──────── Given records

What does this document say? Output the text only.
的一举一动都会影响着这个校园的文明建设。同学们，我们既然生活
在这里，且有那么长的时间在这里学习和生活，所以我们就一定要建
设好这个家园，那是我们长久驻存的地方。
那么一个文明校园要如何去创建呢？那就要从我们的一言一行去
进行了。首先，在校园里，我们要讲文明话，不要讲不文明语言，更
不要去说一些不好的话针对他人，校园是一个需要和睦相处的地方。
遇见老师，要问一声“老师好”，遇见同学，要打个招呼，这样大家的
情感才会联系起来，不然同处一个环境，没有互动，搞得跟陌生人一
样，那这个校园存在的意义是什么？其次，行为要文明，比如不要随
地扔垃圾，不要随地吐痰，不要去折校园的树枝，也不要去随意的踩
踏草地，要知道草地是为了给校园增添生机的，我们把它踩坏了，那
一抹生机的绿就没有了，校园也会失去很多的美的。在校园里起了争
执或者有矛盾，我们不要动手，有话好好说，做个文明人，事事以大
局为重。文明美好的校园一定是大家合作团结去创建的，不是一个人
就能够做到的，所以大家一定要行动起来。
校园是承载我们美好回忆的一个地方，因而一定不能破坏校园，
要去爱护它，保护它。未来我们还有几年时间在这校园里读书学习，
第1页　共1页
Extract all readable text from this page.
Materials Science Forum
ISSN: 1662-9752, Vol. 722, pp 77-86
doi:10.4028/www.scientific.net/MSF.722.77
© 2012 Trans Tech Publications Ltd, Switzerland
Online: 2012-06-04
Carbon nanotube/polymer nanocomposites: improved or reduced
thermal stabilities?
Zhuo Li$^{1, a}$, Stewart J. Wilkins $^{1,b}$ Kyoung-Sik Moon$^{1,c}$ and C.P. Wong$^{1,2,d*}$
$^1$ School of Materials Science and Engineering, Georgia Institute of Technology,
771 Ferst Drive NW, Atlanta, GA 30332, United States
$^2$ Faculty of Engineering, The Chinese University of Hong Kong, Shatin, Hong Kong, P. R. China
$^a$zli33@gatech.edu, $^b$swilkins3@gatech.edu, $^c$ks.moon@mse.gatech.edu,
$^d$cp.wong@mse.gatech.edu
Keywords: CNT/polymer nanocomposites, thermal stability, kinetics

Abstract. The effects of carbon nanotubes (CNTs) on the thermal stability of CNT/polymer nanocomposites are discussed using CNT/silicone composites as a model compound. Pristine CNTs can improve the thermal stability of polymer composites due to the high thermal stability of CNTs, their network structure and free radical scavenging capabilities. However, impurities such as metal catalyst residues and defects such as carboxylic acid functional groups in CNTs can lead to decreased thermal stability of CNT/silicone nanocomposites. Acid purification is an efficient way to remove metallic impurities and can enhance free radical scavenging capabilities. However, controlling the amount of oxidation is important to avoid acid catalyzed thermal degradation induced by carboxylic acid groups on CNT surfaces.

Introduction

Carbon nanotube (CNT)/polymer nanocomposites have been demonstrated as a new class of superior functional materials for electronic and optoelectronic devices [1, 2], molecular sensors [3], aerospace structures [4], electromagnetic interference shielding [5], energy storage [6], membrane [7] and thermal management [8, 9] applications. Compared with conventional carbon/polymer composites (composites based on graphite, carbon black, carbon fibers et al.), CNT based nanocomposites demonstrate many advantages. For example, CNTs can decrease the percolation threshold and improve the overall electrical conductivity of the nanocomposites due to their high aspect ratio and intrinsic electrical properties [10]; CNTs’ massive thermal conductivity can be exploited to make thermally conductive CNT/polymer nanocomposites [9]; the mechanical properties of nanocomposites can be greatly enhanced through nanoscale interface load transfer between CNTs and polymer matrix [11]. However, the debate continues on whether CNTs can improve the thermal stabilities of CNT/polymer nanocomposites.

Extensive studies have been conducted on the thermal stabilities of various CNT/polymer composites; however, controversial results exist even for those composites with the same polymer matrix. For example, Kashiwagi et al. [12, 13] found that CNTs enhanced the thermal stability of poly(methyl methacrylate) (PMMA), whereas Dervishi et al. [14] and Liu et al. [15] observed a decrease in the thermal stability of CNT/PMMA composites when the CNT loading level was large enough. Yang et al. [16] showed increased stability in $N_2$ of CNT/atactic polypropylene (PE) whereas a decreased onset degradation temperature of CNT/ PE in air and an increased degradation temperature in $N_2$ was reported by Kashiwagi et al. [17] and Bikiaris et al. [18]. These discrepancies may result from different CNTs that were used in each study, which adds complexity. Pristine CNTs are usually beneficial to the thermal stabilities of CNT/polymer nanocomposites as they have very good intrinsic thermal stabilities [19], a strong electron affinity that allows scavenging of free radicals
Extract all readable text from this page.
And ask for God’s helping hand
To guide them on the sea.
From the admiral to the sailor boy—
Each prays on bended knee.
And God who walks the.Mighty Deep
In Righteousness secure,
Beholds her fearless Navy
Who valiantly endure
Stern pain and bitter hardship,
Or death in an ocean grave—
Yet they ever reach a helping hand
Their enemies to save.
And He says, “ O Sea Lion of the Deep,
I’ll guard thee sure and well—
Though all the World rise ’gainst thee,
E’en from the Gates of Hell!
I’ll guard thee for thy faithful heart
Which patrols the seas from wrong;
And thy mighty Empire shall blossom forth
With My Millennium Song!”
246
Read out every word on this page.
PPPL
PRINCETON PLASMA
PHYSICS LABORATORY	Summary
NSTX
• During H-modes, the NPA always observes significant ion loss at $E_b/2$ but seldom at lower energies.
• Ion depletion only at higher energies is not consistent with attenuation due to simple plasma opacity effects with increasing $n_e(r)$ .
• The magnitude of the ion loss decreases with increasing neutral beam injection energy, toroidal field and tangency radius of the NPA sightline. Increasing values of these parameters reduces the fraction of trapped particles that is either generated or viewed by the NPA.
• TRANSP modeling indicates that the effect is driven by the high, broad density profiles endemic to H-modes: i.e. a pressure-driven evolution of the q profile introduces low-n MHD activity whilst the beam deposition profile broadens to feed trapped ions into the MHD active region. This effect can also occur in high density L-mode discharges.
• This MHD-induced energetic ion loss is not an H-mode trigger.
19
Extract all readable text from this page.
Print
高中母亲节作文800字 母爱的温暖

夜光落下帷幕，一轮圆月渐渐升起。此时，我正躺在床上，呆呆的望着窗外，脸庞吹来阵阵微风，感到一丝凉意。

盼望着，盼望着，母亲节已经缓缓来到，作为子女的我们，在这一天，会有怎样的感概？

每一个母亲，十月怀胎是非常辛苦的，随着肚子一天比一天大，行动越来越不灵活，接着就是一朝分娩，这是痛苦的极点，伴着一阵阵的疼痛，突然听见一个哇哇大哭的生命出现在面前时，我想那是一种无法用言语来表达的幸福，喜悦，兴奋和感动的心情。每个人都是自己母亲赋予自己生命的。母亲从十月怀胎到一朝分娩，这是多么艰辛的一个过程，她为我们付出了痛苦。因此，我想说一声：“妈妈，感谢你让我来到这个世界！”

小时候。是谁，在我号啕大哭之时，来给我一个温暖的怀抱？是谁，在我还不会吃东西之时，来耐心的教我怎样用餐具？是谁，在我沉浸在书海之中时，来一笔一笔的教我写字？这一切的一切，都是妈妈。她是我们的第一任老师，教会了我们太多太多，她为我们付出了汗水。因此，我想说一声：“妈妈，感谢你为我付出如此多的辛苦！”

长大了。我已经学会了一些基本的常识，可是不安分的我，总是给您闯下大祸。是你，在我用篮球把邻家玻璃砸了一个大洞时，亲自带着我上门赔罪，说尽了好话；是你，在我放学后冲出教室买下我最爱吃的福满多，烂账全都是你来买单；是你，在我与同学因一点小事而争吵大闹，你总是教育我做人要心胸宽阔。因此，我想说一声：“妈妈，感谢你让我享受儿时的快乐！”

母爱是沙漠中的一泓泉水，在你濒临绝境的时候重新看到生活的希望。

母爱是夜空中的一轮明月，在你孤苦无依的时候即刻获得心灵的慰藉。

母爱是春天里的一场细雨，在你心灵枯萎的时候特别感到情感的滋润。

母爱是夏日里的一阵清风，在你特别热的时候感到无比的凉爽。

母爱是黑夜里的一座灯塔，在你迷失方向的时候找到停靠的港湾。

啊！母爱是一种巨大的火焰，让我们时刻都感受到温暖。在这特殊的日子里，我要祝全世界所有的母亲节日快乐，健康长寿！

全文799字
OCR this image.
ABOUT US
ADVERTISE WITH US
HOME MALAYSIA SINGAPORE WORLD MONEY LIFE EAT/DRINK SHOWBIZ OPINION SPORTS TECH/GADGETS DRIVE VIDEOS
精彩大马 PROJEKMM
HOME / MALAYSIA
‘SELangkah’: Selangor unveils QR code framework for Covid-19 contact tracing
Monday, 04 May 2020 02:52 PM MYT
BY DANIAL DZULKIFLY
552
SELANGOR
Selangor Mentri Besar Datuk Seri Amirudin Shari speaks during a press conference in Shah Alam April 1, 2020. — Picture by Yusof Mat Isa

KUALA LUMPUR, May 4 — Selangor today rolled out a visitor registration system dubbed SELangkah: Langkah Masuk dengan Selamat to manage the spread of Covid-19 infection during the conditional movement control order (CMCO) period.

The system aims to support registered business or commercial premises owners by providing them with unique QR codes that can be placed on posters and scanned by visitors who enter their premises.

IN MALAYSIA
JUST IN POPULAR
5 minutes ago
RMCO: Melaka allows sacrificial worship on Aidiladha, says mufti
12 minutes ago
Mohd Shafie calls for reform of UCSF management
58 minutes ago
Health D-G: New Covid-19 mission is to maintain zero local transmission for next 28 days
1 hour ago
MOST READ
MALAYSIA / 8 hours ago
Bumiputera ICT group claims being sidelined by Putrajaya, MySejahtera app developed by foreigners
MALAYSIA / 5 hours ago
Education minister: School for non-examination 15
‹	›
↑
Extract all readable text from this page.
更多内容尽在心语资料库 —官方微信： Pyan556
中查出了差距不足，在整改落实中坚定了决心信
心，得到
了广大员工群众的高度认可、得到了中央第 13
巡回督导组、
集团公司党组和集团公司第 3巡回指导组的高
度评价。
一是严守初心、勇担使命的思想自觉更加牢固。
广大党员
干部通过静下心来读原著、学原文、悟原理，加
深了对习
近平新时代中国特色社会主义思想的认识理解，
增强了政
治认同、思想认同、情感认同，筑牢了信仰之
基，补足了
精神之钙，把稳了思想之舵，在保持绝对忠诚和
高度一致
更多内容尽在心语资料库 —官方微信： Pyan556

────────────────

Scan the material and collect every line that contains "energies".

• During H-modes, the NPA always observes significant ion loss at $E_b/2$ but seldom at lower energies.
• Ion depletion only at higher energies is not consistent with attenuation due to simple plasma opacity effects with increasing $n_e(r)$ .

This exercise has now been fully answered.